**Working data:**
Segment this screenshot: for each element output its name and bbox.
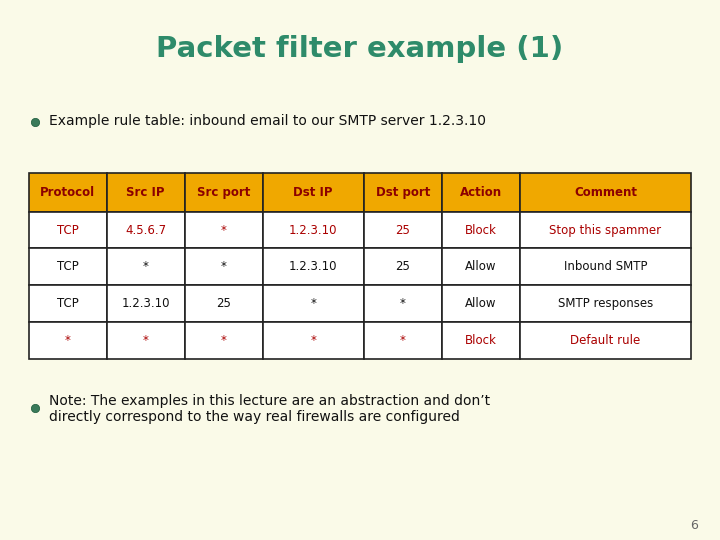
Text: *: * [143, 334, 148, 347]
Text: *: * [310, 334, 316, 347]
Bar [364, 173, 442, 212]
Bar [29, 285, 107, 322]
Bar [520, 173, 691, 212]
Bar [29, 212, 107, 248]
Text: TCP: TCP [57, 297, 78, 310]
Bar [520, 285, 691, 322]
Text: Action: Action [460, 186, 502, 199]
Text: Note: The examples in this lecture are an abstraction and don’t: Note: The examples in this lecture are a… [49, 394, 490, 408]
Bar [107, 212, 184, 248]
Bar [442, 248, 520, 285]
Text: Example rule table: inbound email to our SMTP server 1.2.3.10: Example rule table: inbound email to our… [49, 114, 486, 129]
Text: 1.2.3.10: 1.2.3.10 [289, 224, 338, 237]
Text: *: * [221, 224, 227, 237]
Text: *: * [65, 334, 71, 347]
Bar [29, 173, 107, 212]
Text: *: * [400, 297, 406, 310]
Text: directly correspond to the way real firewalls are configured: directly correspond to the way real fire… [49, 410, 460, 424]
Text: Inbound SMTP: Inbound SMTP [564, 260, 647, 273]
Bar [263, 285, 364, 322]
Bar [442, 285, 520, 322]
Text: 4.5.6.7: 4.5.6.7 [125, 224, 166, 237]
Text: Protocol: Protocol [40, 186, 95, 199]
Bar [107, 285, 184, 322]
Bar [184, 285, 263, 322]
Bar [263, 173, 364, 212]
Text: TCP: TCP [57, 260, 78, 273]
Text: SMTP responses: SMTP responses [558, 297, 653, 310]
Text: Comment: Comment [574, 186, 637, 199]
Text: Allow: Allow [465, 297, 497, 310]
Text: *: * [221, 334, 227, 347]
Bar [520, 212, 691, 248]
Bar [184, 173, 263, 212]
Bar [442, 322, 520, 359]
Bar [364, 285, 442, 322]
Bar [364, 248, 442, 285]
Text: Dst port: Dst port [376, 186, 430, 199]
Text: *: * [143, 260, 148, 273]
Text: Block: Block [465, 334, 497, 347]
Bar [364, 212, 442, 248]
Text: Block: Block [465, 224, 497, 237]
Bar [107, 322, 184, 359]
Text: Dst IP: Dst IP [294, 186, 333, 199]
Bar [263, 248, 364, 285]
Text: 25: 25 [216, 297, 231, 310]
Text: 25: 25 [395, 260, 410, 273]
Text: TCP: TCP [57, 224, 78, 237]
Text: *: * [221, 260, 227, 273]
Bar [184, 322, 263, 359]
Bar [364, 322, 442, 359]
Text: Src IP: Src IP [127, 186, 165, 199]
Bar [520, 248, 691, 285]
Bar [184, 248, 263, 285]
Bar [184, 212, 263, 248]
Text: Allow: Allow [465, 260, 497, 273]
Text: Default rule: Default rule [570, 334, 641, 347]
Bar [29, 248, 107, 285]
Text: 1.2.3.10: 1.2.3.10 [122, 297, 170, 310]
Bar [263, 322, 364, 359]
Text: 6: 6 [690, 519, 698, 532]
Text: *: * [400, 334, 406, 347]
Text: *: * [310, 297, 316, 310]
Text: Stop this spammer: Stop this spammer [549, 224, 662, 237]
Text: Src port: Src port [197, 186, 251, 199]
Text: Packet filter example (1): Packet filter example (1) [156, 35, 564, 63]
Text: 25: 25 [395, 224, 410, 237]
Bar [107, 248, 184, 285]
Bar [442, 173, 520, 212]
Bar [263, 212, 364, 248]
Bar [29, 322, 107, 359]
Text: 1.2.3.10: 1.2.3.10 [289, 260, 338, 273]
Bar [107, 173, 184, 212]
Bar [442, 212, 520, 248]
Bar [520, 322, 691, 359]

**Short task:** Reproduce the rows from the line with "Text: *: * [143, 334, 148, 347]" to the line with "Text: 4.5.6.7: 4.5.6.7 [125, 224, 166, 237]", including both of those lines.

**Result of the exercise:**
Text: *: * [143, 334, 148, 347]
Text: *: * [310, 334, 316, 347]
Bar [364, 173, 442, 212]
Bar [29, 285, 107, 322]
Bar [520, 173, 691, 212]
Bar [29, 212, 107, 248]
Text: TCP: TCP [57, 297, 78, 310]
Bar [520, 285, 691, 322]
Text: Action: Action [460, 186, 502, 199]
Text: Note: The examples in this lecture are an abstraction and don’t: Note: The examples in this lecture are a… [49, 394, 490, 408]
Bar [107, 212, 184, 248]
Bar [442, 248, 520, 285]
Text: Example rule table: inbound email to our SMTP server 1.2.3.10: Example rule table: inbound email to our… [49, 114, 486, 129]
Text: 1.2.3.10: 1.2.3.10 [289, 224, 338, 237]
Text: *: * [221, 224, 227, 237]
Text: *: * [65, 334, 71, 347]
Bar [29, 173, 107, 212]
Text: *: * [400, 297, 406, 310]
Text: directly correspond to the way real firewalls are configured: directly correspond to the way real fire… [49, 410, 460, 424]
Text: Inbound SMTP: Inbound SMTP [564, 260, 647, 273]
Bar [263, 285, 364, 322]
Bar [442, 285, 520, 322]
Text: 4.5.6.7: 4.5.6.7 [125, 224, 166, 237]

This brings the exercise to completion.